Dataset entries

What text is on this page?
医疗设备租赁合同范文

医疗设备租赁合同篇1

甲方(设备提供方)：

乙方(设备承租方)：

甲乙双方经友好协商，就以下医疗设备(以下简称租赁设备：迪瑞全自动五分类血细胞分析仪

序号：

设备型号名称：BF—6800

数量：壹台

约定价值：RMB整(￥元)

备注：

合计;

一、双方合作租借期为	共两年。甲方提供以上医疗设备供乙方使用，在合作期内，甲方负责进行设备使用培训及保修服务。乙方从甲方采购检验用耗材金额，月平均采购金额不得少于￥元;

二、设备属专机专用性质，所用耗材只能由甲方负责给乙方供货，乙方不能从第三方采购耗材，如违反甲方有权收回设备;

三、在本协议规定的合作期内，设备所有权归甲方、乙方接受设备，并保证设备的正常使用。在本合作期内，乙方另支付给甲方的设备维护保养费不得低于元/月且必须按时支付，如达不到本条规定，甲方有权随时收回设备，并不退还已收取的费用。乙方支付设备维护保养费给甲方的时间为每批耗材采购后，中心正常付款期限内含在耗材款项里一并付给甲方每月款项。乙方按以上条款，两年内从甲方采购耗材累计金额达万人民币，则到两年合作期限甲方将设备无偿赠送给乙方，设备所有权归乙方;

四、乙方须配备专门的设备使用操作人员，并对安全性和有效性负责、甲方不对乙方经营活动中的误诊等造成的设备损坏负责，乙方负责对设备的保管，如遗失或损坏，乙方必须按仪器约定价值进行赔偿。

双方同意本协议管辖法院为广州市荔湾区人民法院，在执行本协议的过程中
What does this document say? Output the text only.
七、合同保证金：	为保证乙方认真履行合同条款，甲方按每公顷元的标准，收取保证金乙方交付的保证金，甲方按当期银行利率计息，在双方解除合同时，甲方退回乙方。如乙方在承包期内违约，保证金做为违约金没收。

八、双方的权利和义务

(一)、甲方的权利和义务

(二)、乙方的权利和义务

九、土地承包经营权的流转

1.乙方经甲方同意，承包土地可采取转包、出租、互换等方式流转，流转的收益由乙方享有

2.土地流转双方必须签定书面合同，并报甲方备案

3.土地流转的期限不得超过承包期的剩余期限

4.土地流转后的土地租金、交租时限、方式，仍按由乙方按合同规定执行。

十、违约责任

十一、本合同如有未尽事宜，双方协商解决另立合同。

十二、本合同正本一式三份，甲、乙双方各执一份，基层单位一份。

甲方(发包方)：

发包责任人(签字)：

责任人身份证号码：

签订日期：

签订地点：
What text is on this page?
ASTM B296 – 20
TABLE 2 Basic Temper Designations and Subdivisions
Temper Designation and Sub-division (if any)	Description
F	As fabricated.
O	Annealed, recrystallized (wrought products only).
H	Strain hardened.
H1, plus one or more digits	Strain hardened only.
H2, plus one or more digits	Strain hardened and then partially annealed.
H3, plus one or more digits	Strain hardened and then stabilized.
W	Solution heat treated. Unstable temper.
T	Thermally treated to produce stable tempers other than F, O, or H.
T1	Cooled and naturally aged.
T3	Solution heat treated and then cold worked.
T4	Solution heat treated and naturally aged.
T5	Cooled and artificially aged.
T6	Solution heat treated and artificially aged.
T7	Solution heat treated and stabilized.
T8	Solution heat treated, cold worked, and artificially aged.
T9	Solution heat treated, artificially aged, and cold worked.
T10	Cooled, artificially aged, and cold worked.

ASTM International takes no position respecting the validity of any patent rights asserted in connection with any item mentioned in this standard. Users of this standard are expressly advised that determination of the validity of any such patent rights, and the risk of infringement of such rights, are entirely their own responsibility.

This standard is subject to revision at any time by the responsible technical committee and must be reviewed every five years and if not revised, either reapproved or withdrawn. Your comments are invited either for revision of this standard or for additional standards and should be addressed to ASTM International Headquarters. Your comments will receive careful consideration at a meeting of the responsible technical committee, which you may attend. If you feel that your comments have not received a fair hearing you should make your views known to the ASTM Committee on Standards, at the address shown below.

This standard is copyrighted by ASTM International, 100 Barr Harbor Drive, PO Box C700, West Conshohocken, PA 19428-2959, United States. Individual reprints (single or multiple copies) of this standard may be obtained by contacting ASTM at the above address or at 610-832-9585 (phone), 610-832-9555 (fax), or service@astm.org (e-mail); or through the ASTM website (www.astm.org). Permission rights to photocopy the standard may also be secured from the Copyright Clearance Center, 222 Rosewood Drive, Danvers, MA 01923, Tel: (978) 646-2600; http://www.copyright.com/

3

## THE EXERCISE:
Count the lines in the records above that contain the word "digits", and reply with only that number.

## SOLUTION TO THIS EXERCISE:
3